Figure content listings
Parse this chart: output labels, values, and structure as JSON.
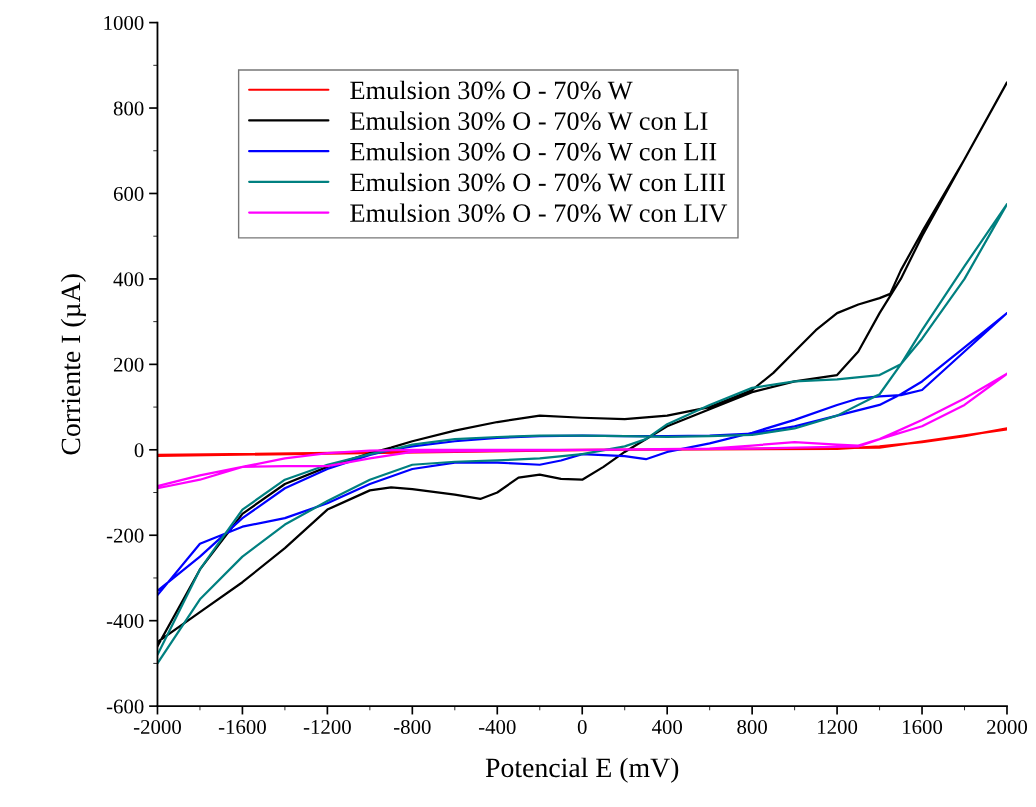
{
  "chart_data": {
    "type": "line",
    "xlabel": "Potencial E (mV)",
    "ylabel": "Corriente I (µA)",
    "xlim": [
      -2000,
      2000
    ],
    "xticks": [
      -2000,
      -1600,
      -1200,
      -800,
      -400,
      0,
      400,
      800,
      1200,
      1600,
      2000
    ],
    "ylim": [
      -600,
      1000
    ],
    "yticks": [
      -600,
      -400,
      -200,
      0,
      200,
      400,
      600,
      800,
      1000
    ],
    "grid": false,
    "legend": "top left",
    "line_style": "solid",
    "marker": "none",
    "series": [
      {
        "name": "Emulsion 30% O - 70% W",
        "color": "#ff0000",
        "x": [
          -2000,
          0,
          1200,
          1400,
          1600,
          1800,
          2000,
          2000,
          1400,
          0,
          -2000
        ],
        "values": [
          -12,
          0,
          2,
          8,
          18,
          32,
          50,
          48,
          5,
          -1,
          -14
        ]
      },
      {
        "name": "Emulsion 30% O - 70% W con LI",
        "color": "#000000",
        "x": [
          -2000,
          -1800,
          -1600,
          -1400,
          -1200,
          -1000,
          -900,
          -800,
          -600,
          -480,
          -400,
          -300,
          -200,
          -100,
          0,
          100,
          200,
          400,
          600,
          800,
          1000,
          1200,
          1300,
          1400,
          1500,
          1600,
          1800,
          2000,
          1800,
          1600,
          1500,
          1450,
          1400,
          1300,
          1200,
          1100,
          1000,
          900,
          800,
          600,
          400,
          200,
          0,
          -200,
          -400,
          -600,
          -800,
          -900,
          -1000,
          -1200,
          -1400,
          -1600,
          -1800,
          -2000
        ],
        "values": [
          -450,
          -380,
          -310,
          -230,
          -140,
          -95,
          -88,
          -92,
          -105,
          -115,
          -100,
          -65,
          -58,
          -68,
          -70,
          -40,
          -5,
          55,
          95,
          135,
          160,
          175,
          230,
          320,
          400,
          500,
          680,
          860,
          680,
          510,
          420,
          365,
          355,
          340,
          320,
          280,
          230,
          180,
          140,
          100,
          80,
          72,
          75,
          80,
          65,
          45,
          20,
          5,
          -8,
          -40,
          -80,
          -150,
          -280,
          -460
        ]
      },
      {
        "name": "Emulsion 30% O - 70% W con LII",
        "color": "#0000ff",
        "x": [
          -2000,
          -1800,
          -1600,
          -1400,
          -1200,
          -1000,
          -900,
          -800,
          -600,
          -400,
          -200,
          0,
          200,
          400,
          600,
          800,
          1000,
          1200,
          1400,
          1500,
          1600,
          1800,
          2000,
          1800,
          1600,
          1500,
          1400,
          1300,
          1200,
          1000,
          800,
          600,
          400,
          300,
          200,
          0,
          -100,
          -200,
          -400,
          -600,
          -800,
          -1000,
          -1200,
          -1400,
          -1600,
          -1800,
          -2000
        ],
        "values": [
          -330,
          -250,
          -160,
          -90,
          -45,
          -12,
          0,
          8,
          20,
          28,
          32,
          33,
          32,
          32,
          33,
          38,
          55,
          80,
          105,
          130,
          160,
          240,
          320,
          230,
          140,
          128,
          125,
          120,
          105,
          70,
          40,
          15,
          -5,
          -22,
          -15,
          -10,
          -25,
          -35,
          -30,
          -30,
          -45,
          -80,
          -125,
          -160,
          -180,
          -220,
          -340
        ]
      },
      {
        "name": "Emulsion 30% O - 70% W con LIII",
        "color": "#008080",
        "x": [
          -2000,
          -1800,
          -1600,
          -1400,
          -1200,
          -1000,
          -900,
          -800,
          -600,
          -400,
          -200,
          0,
          200,
          400,
          600,
          800,
          1000,
          1200,
          1400,
          1500,
          1600,
          1800,
          2000,
          1800,
          1600,
          1500,
          1400,
          1200,
          1000,
          800,
          600,
          400,
          300,
          200,
          0,
          -200,
          -400,
          -600,
          -800,
          -1000,
          -1200,
          -1400,
          -1600,
          -1800,
          -2000
        ],
        "values": [
          -480,
          -280,
          -140,
          -70,
          -35,
          -10,
          0,
          12,
          25,
          30,
          33,
          33,
          32,
          30,
          32,
          35,
          50,
          80,
          130,
          200,
          280,
          430,
          575,
          400,
          260,
          200,
          175,
          165,
          160,
          145,
          105,
          60,
          25,
          8,
          -10,
          -20,
          -25,
          -28,
          -35,
          -70,
          -120,
          -175,
          -250,
          -350,
          -500
        ]
      },
      {
        "name": "Emulsion 30% O - 70% W con LIV",
        "color": "#ff00ff",
        "x": [
          -2000,
          -1800,
          -1600,
          -1400,
          -1200,
          -1000,
          -800,
          0,
          800,
          1300,
          1400,
          1600,
          1800,
          2000,
          1800,
          1600,
          1400,
          1300,
          1200,
          1000,
          800,
          600,
          0,
          -800,
          -1000,
          -1200,
          -1400,
          -1600,
          -1800,
          -2000
        ],
        "values": [
          -85,
          -60,
          -40,
          -20,
          -8,
          -2,
          0,
          0,
          3,
          8,
          25,
          70,
          120,
          178,
          105,
          55,
          25,
          10,
          12,
          18,
          10,
          3,
          0,
          -5,
          -20,
          -38,
          -38,
          -40,
          -70,
          -90
        ]
      }
    ]
  }
}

Set problem
State how many lines of the listing above hold the word "name", with nothing but the number.

Exercise answer
5